■ Requirements ■
Below is a block of records. Copy every line in it that contains the word "Entry".
━━━━━ Data records
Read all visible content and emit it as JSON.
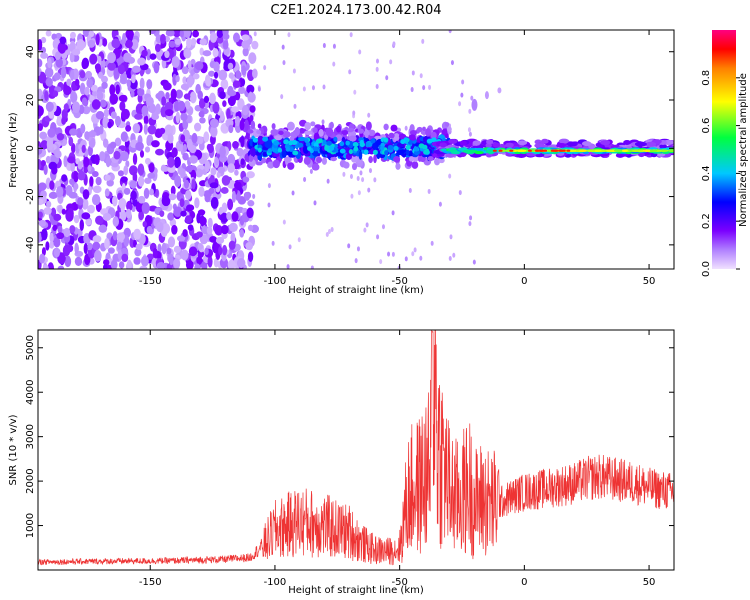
{
  "figure_title": "C2E1.2024.173.00.42.R04",
  "chart_data": [
    {
      "type": "heatmap",
      "title": "C2E1.2024.173.00.42.R04",
      "xlabel": "Height of straight line (km)",
      "ylabel": "Frequency (Hz)",
      "xlim": [
        -195,
        60
      ],
      "ylim": [
        -50,
        49
      ],
      "x_ticks": [
        -150,
        -100,
        -50,
        0,
        50
      ],
      "y_ticks": [
        -40,
        -20,
        0,
        20,
        40
      ],
      "grid": false,
      "colorbar": {
        "label": "Normalized spectral amplitude",
        "range": [
          0.0,
          1.0
        ],
        "ticks": [
          0.0,
          0.2,
          0.4,
          0.6,
          0.8
        ],
        "colormap": [
          "#f0e0ff",
          "#7b00ff",
          "#0000ff",
          "#00c8ff",
          "#00ff00",
          "#ffff00",
          "#ff0000",
          "#ff0080"
        ]
      },
      "regions": [
        {
          "x": [
            -195,
            -110
          ],
          "freq": [
            -50,
            49
          ],
          "amplitude": [
            0.05,
            0.25
          ]
        },
        {
          "x": [
            -110,
            -30
          ],
          "freq": [
            -8,
            8
          ],
          "amplitude": [
            0.2,
            0.45
          ]
        },
        {
          "x": [
            -30,
            60
          ],
          "freq": [
            -3,
            3
          ],
          "amplitude": [
            0.4,
            0.95
          ]
        }
      ]
    },
    {
      "type": "line",
      "xlabel": "Height of straight line (km)",
      "ylabel": "SNR (10 * v/v)",
      "xlim": [
        -195,
        60
      ],
      "ylim": [
        0,
        5400
      ],
      "x_ticks": [
        -150,
        -100,
        -50,
        0,
        50
      ],
      "y_ticks": [
        1000,
        2000,
        3000,
        4000,
        5000
      ],
      "grid": false,
      "series": [
        {
          "color": "#ee3333",
          "x": [
            -195,
            -180,
            -160,
            -140,
            -120,
            -110,
            -104,
            -100,
            -95,
            -90,
            -85,
            -80,
            -75,
            -70,
            -65,
            -60,
            -55,
            -50,
            -47,
            -45,
            -42,
            -40,
            -38,
            -37,
            -36,
            -35,
            -33,
            -30,
            -27,
            -25,
            -22,
            -20,
            -17,
            -14,
            -10,
            -5,
            0,
            5,
            10,
            15,
            20,
            25,
            30,
            35,
            40,
            45,
            50,
            55,
            60
          ],
          "values": [
            180,
            190,
            200,
            210,
            240,
            280,
            600,
            900,
            1000,
            1100,
            1050,
            1000,
            900,
            850,
            600,
            450,
            420,
            480,
            1600,
            1800,
            1900,
            2100,
            2200,
            3300,
            5300,
            3000,
            2500,
            1800,
            1600,
            1700,
            1900,
            1500,
            1600,
            1500,
            1500,
            1650,
            1750,
            1800,
            1850,
            1900,
            1950,
            2050,
            2100,
            2050,
            2000,
            1950,
            1850,
            1800,
            1750
          ]
        }
      ]
    }
  ]
}
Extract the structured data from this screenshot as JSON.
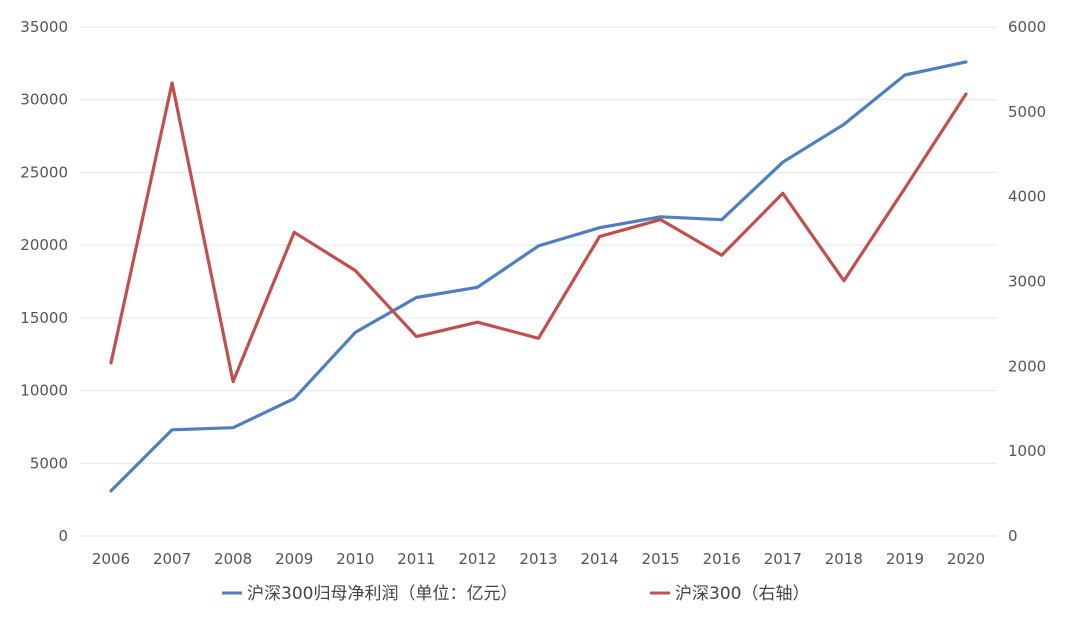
{
  "chart_data": {
    "type": "line",
    "x": [
      "2006",
      "2007",
      "2008",
      "2009",
      "2010",
      "2011",
      "2012",
      "2013",
      "2014",
      "2015",
      "2016",
      "2017",
      "2018",
      "2019",
      "2020"
    ],
    "series": [
      {
        "name": "沪深300归母净利润（单位：亿元）",
        "axis": "left",
        "color": "#4f7fbf",
        "values": [
          3100,
          7300,
          7450,
          9450,
          14000,
          16400,
          17100,
          19950,
          21200,
          21950,
          21750,
          25700,
          28300,
          31700,
          32600
        ]
      },
      {
        "name": "沪深300（右轴）",
        "axis": "right",
        "color": "#c0504d",
        "values": [
          2040,
          5340,
          1820,
          3580,
          3130,
          2350,
          2520,
          2330,
          3530,
          3730,
          3310,
          4040,
          3010,
          4100,
          5210
        ]
      }
    ],
    "y_left": {
      "ylim": [
        0,
        35000
      ],
      "ticks": [
        "0",
        "5000",
        "10000",
        "15000",
        "20000",
        "25000",
        "30000",
        "35000"
      ]
    },
    "y_right": {
      "ylim": [
        0,
        6000
      ],
      "ticks": [
        "0",
        "1000",
        "2000",
        "3000",
        "4000",
        "5000",
        "6000"
      ]
    },
    "grid": true,
    "legend_position": "bottom"
  }
}
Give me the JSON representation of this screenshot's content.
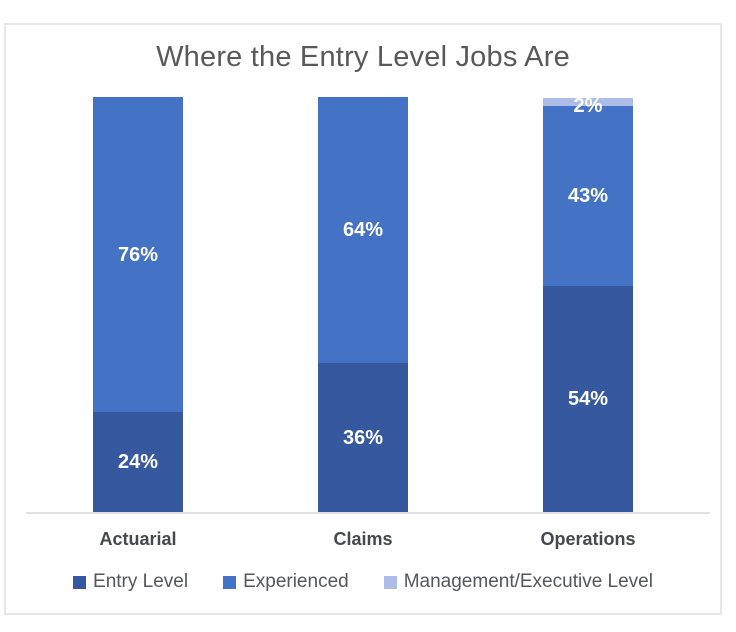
{
  "chart_data": {
    "type": "bar",
    "stacked": true,
    "percent_stacked": true,
    "title": "Where the Entry Level Jobs Are",
    "categories": [
      "Actuarial",
      "Claims",
      "Operations"
    ],
    "series": [
      {
        "name": "Entry Level",
        "color": "#35589E",
        "values": [
          24,
          36,
          54
        ],
        "data_labels": [
          "24%",
          "36%",
          "54%"
        ]
      },
      {
        "name": "Experienced",
        "color": "#4472C4",
        "values": [
          76,
          64,
          43
        ],
        "data_labels": [
          "76%",
          "64%",
          "43%"
        ]
      },
      {
        "name": "Management/Executive Level",
        "color": "#AEBDE7",
        "values": [
          0,
          0,
          2
        ],
        "data_labels": [
          "",
          "",
          "2%"
        ]
      }
    ],
    "xlabel": "",
    "ylabel": "",
    "ylim": [
      0,
      100
    ],
    "grid": false,
    "y_axis_visible": false,
    "legend_position": "bottom",
    "colors": {
      "title_text": "#595959",
      "category_text": "#45494e",
      "legend_text": "#55575b",
      "data_label_text": "#ffffff",
      "axis_line": "#e0e0e0",
      "frame_border": "#e7e7e7",
      "background": "#ffffff"
    }
  }
}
━━━━━━━━━━
■ Written response ■
    "title": "Where the Entry Level Jobs Are",
        "name": "Entry Level",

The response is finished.